Records from a collection:
........

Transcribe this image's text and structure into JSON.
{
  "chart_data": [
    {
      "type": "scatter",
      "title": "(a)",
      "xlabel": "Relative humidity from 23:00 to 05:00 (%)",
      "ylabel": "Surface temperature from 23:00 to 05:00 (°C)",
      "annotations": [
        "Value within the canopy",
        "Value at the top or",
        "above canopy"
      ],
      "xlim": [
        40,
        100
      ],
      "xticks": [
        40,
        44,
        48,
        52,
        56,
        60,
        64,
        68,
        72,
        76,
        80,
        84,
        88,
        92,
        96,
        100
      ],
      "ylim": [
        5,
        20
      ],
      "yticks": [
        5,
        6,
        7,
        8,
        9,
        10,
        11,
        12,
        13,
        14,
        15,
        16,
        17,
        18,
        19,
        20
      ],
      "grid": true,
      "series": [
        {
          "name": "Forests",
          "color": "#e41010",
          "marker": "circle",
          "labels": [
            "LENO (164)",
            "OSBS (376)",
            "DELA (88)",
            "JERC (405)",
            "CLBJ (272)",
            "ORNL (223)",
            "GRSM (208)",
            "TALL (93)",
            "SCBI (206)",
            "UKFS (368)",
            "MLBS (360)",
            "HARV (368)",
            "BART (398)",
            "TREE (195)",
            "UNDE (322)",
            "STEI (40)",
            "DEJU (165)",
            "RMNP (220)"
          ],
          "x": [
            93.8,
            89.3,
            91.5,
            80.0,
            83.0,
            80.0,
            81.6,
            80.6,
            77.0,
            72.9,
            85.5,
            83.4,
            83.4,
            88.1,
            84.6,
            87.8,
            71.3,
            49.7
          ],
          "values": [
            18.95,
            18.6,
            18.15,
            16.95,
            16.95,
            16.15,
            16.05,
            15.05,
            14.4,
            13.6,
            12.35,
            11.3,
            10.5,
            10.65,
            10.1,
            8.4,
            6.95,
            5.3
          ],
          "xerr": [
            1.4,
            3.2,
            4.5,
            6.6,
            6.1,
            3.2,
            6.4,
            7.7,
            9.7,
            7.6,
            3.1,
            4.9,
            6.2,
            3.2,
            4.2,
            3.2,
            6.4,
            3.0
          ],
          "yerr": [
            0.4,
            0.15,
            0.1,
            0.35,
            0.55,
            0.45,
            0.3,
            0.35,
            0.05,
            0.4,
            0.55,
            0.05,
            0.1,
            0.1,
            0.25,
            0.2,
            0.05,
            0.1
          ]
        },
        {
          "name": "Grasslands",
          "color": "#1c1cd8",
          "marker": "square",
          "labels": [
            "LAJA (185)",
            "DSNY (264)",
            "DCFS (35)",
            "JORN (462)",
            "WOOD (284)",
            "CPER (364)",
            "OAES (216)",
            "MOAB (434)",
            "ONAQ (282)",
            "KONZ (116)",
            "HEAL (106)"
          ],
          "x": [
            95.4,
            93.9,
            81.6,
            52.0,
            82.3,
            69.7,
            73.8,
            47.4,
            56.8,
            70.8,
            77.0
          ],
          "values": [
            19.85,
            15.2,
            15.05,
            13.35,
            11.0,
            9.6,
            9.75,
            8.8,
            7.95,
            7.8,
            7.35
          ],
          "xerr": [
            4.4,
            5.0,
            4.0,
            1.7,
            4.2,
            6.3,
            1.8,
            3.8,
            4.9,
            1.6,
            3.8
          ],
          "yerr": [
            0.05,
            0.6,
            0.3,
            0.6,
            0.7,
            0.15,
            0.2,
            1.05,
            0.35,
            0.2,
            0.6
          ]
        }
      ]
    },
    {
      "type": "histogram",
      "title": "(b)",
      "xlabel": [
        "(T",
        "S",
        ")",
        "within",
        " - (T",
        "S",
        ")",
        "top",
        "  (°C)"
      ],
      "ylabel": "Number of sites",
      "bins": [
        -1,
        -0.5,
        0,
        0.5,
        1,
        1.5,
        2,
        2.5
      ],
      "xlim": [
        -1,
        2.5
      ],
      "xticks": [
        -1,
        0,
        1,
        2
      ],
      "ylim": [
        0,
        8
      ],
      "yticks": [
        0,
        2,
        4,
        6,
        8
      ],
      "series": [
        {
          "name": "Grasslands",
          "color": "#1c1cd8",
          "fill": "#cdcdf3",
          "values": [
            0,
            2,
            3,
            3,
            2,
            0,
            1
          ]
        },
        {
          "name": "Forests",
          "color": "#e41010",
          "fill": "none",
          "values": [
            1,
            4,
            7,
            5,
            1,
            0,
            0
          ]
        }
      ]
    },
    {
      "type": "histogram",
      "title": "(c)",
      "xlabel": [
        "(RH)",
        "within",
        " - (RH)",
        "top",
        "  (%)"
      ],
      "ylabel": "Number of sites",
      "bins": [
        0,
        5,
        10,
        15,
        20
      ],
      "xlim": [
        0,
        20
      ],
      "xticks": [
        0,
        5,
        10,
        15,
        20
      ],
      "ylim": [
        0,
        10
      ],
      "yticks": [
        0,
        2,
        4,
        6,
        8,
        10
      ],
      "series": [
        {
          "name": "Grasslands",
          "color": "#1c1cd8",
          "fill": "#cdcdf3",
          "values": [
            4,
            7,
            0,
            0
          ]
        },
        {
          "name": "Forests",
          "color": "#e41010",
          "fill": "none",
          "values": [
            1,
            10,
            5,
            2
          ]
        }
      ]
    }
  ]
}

........

Problem to work on
Repeat the entries above exactly, leaving nothing out.

Exercise solution
Transcribe this image's text and structure into JSON.
{
  "chart_data": [
    {
      "type": "scatter",
      "title": "(a)",
      "xlabel": "Relative humidity from 23:00 to 05:00 (%)",
      "ylabel": "Surface temperature from 23:00 to 05:00 (°C)",
      "annotations": [
        "Value within the canopy",
        "Value at the top or",
        "above canopy"
      ],
      "xlim": [
        40,
        100
      ],
      "xticks": [
        40,
        44,
        48,
        52,
        56,
        60,
        64,
        68,
        72,
        76,
        80,
        84,
        88,
        92,
        96,
        100
      ],
      "ylim": [
        5,
        20
      ],
      "yticks": [
        5,
        6,
        7,
        8,
        9,
        10,
        11,
        12,
        13,
        14,
        15,
        16,
        17,
        18,
        19,
        20
      ],
      "grid": true,
      "series": [
        {
          "name": "Forests",
          "color": "#e41010",
          "marker": "circle",
          "labels": [
            "LENO (164)",
            "OSBS (376)",
            "DELA (88)",
            "JERC (405)",
            "CLBJ (272)",
            "ORNL (223)",
            "GRSM (208)",
            "TALL (93)",
            "SCBI (206)",
            "UKFS (368)",
            "MLBS (360)",
            "HARV (368)",
            "BART (398)",
            "TREE (195)",
            "UNDE (322)",
            "STEI (40)",
            "DEJU (165)",
            "RMNP (220)"
          ],
          "x": [
            93.8,
            89.3,
            91.5,
            80.0,
            83.0,
            80.0,
            81.6,
            80.6,
            77.0,
            72.9,
            85.5,
            83.4,
            83.4,
            88.1,
            84.6,
            87.8,
            71.3,
            49.7
          ],
          "values": [
            18.95,
            18.6,
            18.15,
            16.95,
            16.95,
            16.15,
            16.05,
            15.05,
            14.4,
            13.6,
            12.35,
            11.3,
            10.5,
            10.65,
            10.1,
            8.4,
            6.95,
            5.3
          ],
          "xerr": [
            1.4,
            3.2,
            4.5,
            6.6,
            6.1,
            3.2,
            6.4,
            7.7,
            9.7,
            7.6,
            3.1,
            4.9,
            6.2,
            3.2,
            4.2,
            3.2,
            6.4,
            3.0
          ],
          "yerr": [
            0.4,
            0.15,
            0.1,
            0.35,
            0.55,
            0.45,
            0.3,
            0.35,
            0.05,
            0.4,
            0.55,
            0.05,
            0.1,
            0.1,
            0.25,
            0.2,
            0.05,
            0.1
          ]
        },
        {
          "name": "Grasslands",
          "color": "#1c1cd8",
          "marker": "square",
          "labels": [
            "LAJA (185)",
            "DSNY (264)",
            "DCFS (35)",
            "JORN (462)",
            "WOOD (284)",
            "CPER (364)",
            "OAES (216)",
            "MOAB (434)",
            "ONAQ (282)",
            "KONZ (116)",
            "HEAL (106)"
          ],
          "x": [
            95.4,
            93.9,
            81.6,
            52.0,
            82.3,
            69.7,
            73.8,
            47.4,
            56.8,
            70.8,
            77.0
          ],
          "values": [
            19.85,
            15.2,
            15.05,
            13.35,
            11.0,
            9.6,
            9.75,
            8.8,
            7.95,
            7.8,
            7.35
          ],
          "xerr": [
            4.4,
            5.0,
            4.0,
            1.7,
            4.2,
            6.3,
            1.8,
            3.8,
            4.9,
            1.6,
            3.8
          ],
          "yerr": [
            0.05,
            0.6,
            0.3,
            0.6,
            0.7,
            0.15,
            0.2,
            1.05,
            0.35,
            0.2,
            0.6
          ]
        }
      ]
    },
    {
      "type": "histogram",
      "title": "(b)",
      "xlabel": [
        "(T",
        "S",
        ")",
        "within",
        " - (T",
        "S",
        ")",
        "top",
        "  (°C)"
      ],
      "ylabel": "Number of sites",
      "bins": [
        -1,
        -0.5,
        0,
        0.5,
        1,
        1.5,
        2,
        2.5
      ],
      "xlim": [
        -1,
        2.5
      ],
      "xticks": [
        -1,
        0,
        1,
        2
      ],
      "ylim": [
        0,
        8
      ],
      "yticks": [
        0,
        2,
        4,
        6,
        8
      ],
      "series": [
        {
          "name": "Grasslands",
          "color": "#1c1cd8",
          "fill": "#cdcdf3",
          "values": [
            0,
            2,
            3,
            3,
            2,
            0,
            1
          ]
        },
        {
          "name": "Forests",
          "color": "#e41010",
          "fill": "none",
          "values": [
            1,
            4,
            7,
            5,
            1,
            0,
            0
          ]
        }
      ]
    },
    {
      "type": "histogram",
      "title": "(c)",
      "xlabel": [
        "(RH)",
        "within",
        " - (RH)",
        "top",
        "  (%)"
      ],
      "ylabel": "Number of sites",
      "bins": [
        0,
        5,
        10,
        15,
        20
      ],
      "xlim": [
        0,
        20
      ],
      "xticks": [
        0,
        5,
        10,
        15,
        20
      ],
      "ylim": [
        0,
        10
      ],
      "yticks": [
        0,
        2,
        4,
        6,
        8,
        10
      ],
      "series": [
        {
          "name": "Grasslands",
          "color": "#1c1cd8",
          "fill": "#cdcdf3",
          "values": [
            4,
            7,
            0,
            0
          ]
        },
        {
          "name": "Forests",
          "color": "#e41010",
          "fill": "none",
          "values": [
            1,
            10,
            5,
            2
          ]
        }
      ]
    }
  ]
}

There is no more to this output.